REQUIREMENTS: From the data that follows, report how many lines hold the string "کلمات", giving only the number.

╭─ DATA RECORDS

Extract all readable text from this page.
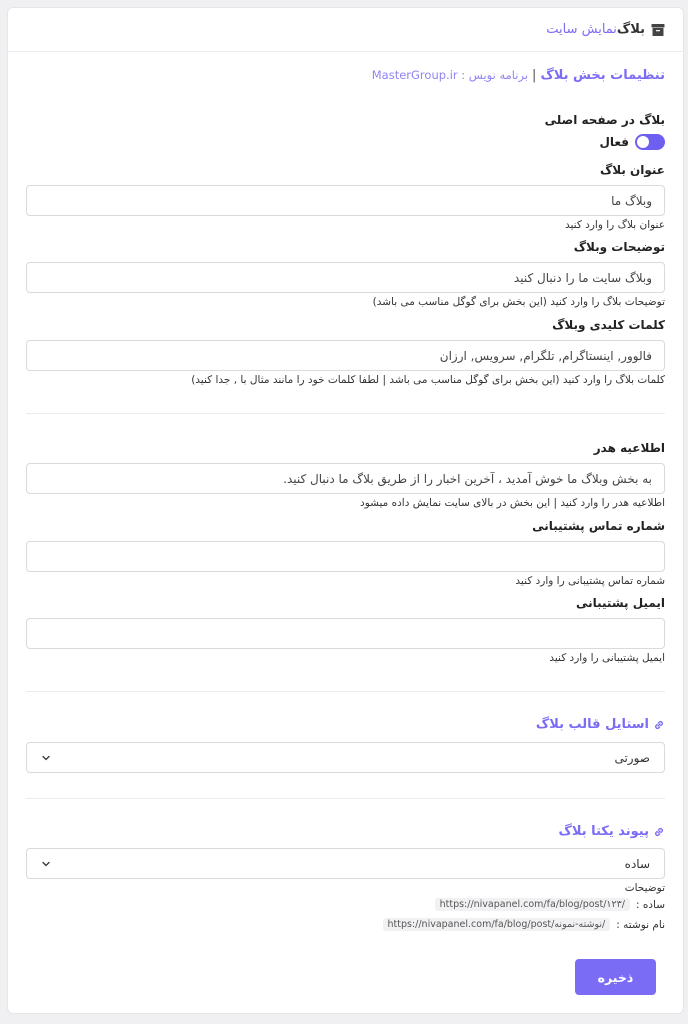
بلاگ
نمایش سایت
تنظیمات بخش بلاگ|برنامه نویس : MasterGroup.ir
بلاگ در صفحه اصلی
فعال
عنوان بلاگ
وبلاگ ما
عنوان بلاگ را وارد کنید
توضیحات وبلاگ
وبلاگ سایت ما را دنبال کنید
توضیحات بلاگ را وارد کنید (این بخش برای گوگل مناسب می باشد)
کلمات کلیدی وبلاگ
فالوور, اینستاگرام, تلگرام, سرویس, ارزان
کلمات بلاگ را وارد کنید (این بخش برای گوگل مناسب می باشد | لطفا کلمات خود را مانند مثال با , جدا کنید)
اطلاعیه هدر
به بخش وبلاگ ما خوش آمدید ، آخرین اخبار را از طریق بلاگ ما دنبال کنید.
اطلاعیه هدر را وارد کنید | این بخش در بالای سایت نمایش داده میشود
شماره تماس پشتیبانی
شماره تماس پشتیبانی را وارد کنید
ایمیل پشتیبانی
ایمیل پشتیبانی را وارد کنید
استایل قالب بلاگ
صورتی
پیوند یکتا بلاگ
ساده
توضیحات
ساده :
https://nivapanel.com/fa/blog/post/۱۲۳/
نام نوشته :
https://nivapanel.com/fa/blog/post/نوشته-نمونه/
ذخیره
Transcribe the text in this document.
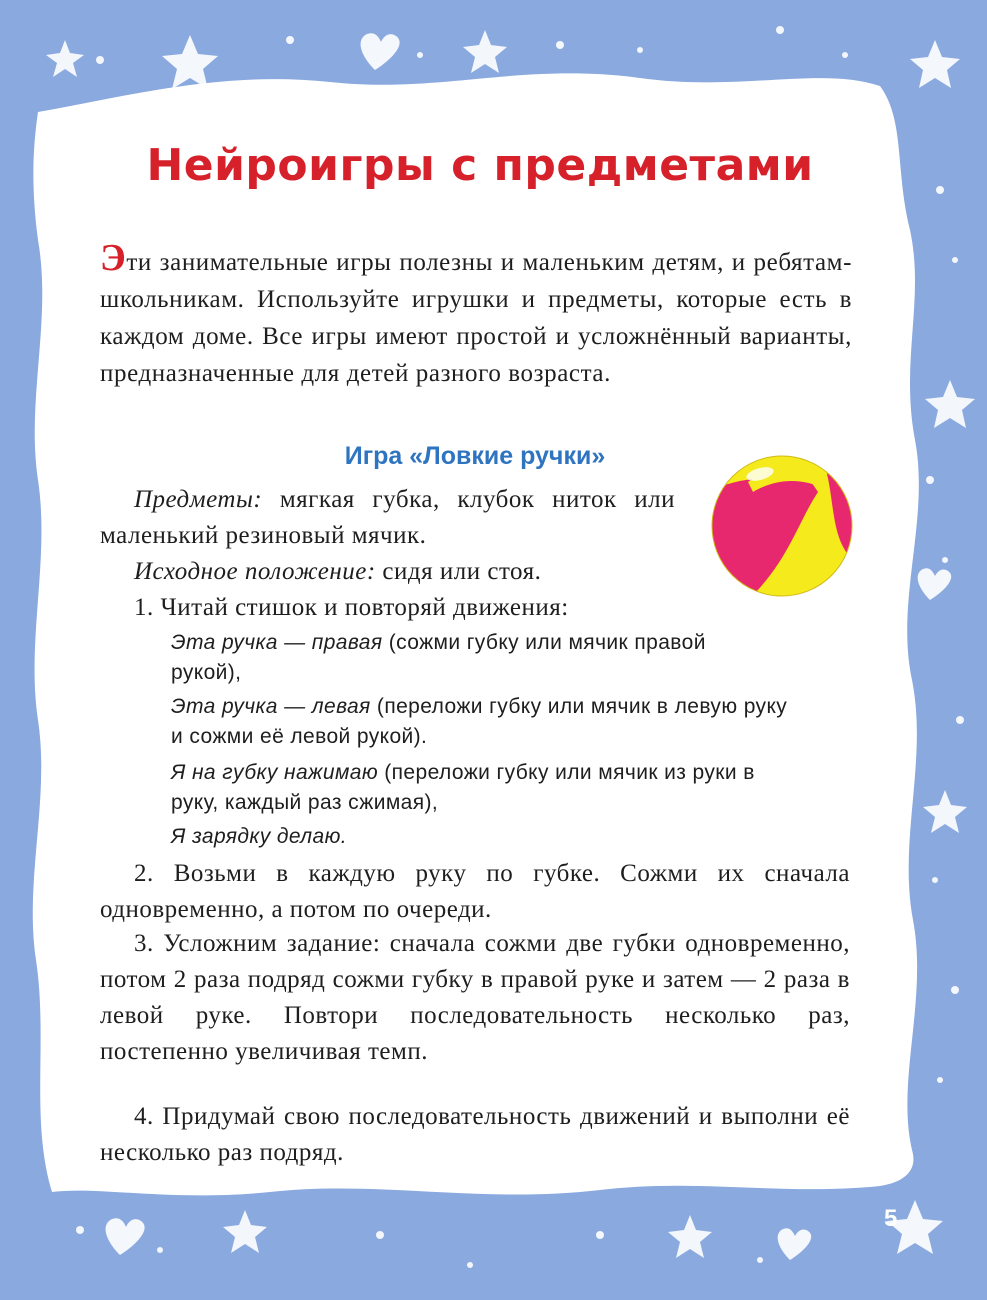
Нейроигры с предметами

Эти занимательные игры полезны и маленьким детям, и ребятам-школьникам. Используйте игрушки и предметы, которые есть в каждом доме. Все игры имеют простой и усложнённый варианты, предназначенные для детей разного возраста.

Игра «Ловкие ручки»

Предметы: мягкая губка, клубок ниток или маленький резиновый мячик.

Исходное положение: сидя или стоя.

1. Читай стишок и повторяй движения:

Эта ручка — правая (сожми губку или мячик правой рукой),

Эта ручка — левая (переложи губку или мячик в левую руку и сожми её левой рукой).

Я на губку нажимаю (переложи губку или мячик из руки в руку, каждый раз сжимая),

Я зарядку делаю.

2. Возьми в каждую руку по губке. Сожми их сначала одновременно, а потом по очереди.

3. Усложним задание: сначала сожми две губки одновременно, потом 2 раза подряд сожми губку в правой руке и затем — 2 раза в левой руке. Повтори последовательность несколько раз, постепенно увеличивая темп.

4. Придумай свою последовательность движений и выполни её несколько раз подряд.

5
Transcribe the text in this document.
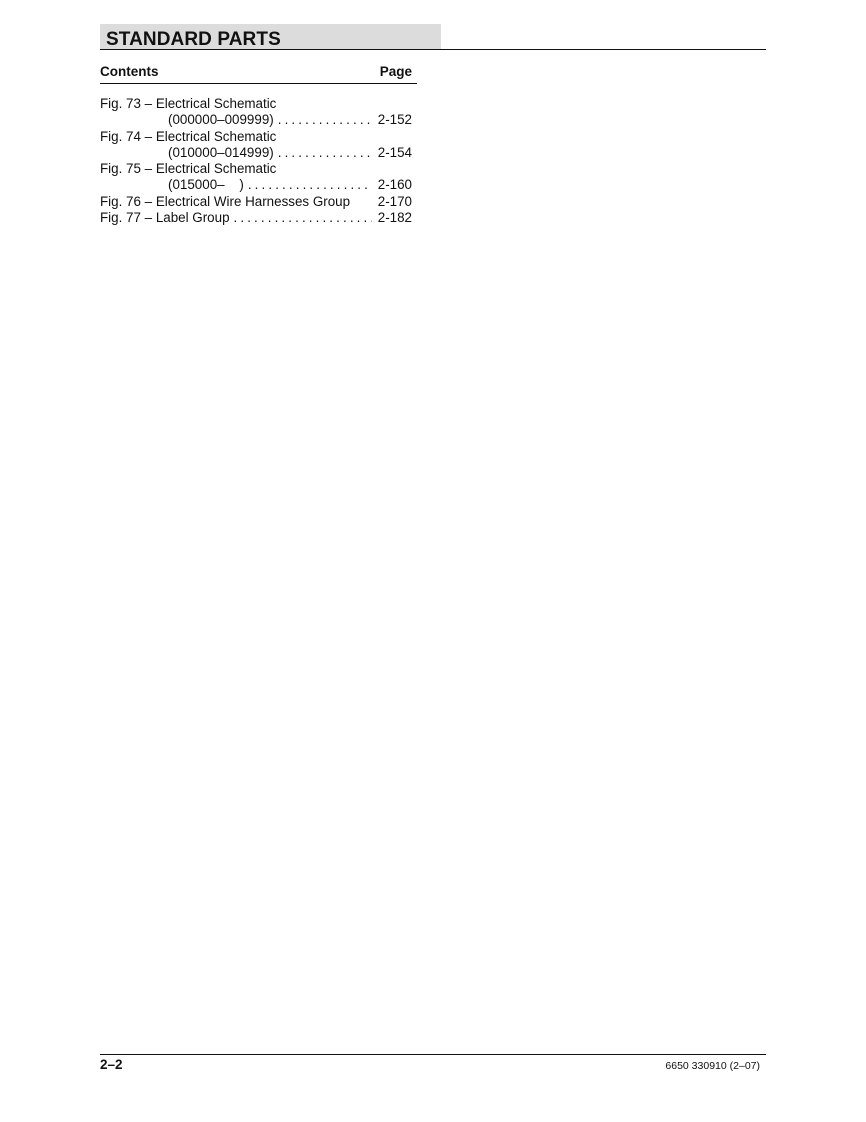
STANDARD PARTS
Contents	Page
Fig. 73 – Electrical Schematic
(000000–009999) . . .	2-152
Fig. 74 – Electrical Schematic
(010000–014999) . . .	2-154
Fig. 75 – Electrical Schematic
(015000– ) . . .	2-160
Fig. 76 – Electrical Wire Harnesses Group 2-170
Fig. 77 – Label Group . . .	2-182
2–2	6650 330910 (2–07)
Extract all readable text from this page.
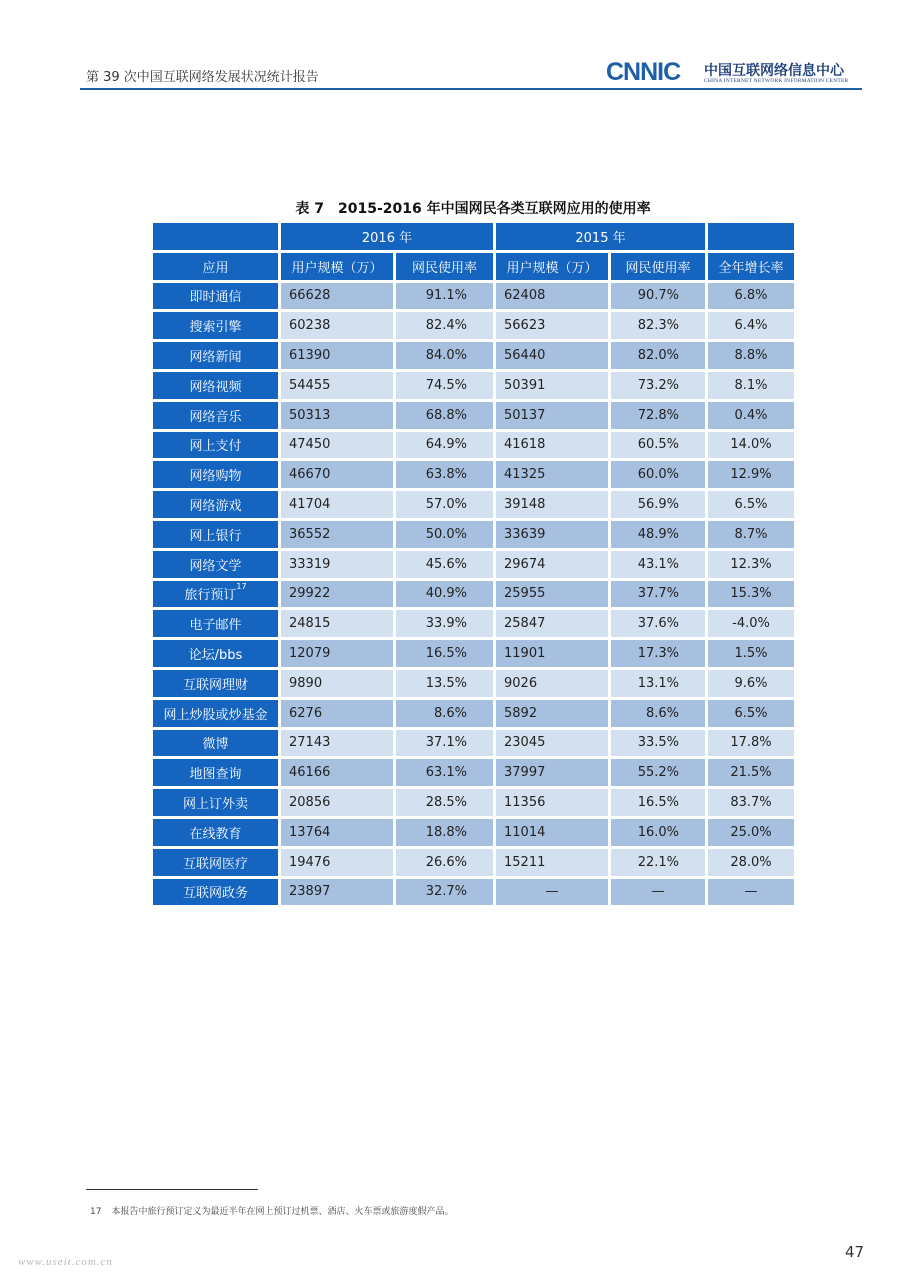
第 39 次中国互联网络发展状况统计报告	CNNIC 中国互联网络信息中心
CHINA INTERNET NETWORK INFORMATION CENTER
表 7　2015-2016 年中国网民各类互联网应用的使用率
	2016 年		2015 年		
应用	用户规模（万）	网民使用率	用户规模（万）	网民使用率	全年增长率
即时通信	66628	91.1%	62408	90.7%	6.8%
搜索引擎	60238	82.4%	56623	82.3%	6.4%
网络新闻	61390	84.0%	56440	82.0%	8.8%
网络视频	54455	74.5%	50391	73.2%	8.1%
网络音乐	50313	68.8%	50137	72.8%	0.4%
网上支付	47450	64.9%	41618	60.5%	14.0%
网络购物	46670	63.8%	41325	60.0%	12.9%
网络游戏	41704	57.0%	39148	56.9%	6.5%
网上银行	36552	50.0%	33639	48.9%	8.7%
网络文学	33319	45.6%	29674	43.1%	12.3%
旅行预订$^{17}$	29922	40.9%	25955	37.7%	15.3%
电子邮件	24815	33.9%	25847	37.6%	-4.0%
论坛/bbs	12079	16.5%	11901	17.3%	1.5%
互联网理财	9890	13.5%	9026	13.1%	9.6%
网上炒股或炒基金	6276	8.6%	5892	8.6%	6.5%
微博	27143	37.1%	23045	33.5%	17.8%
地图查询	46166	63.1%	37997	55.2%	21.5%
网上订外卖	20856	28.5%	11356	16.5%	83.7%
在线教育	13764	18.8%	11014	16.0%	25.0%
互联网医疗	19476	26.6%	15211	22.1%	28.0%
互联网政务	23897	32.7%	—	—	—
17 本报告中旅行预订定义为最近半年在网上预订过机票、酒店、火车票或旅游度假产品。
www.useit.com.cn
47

╰─

SOLUTION TO THIS TASK: 2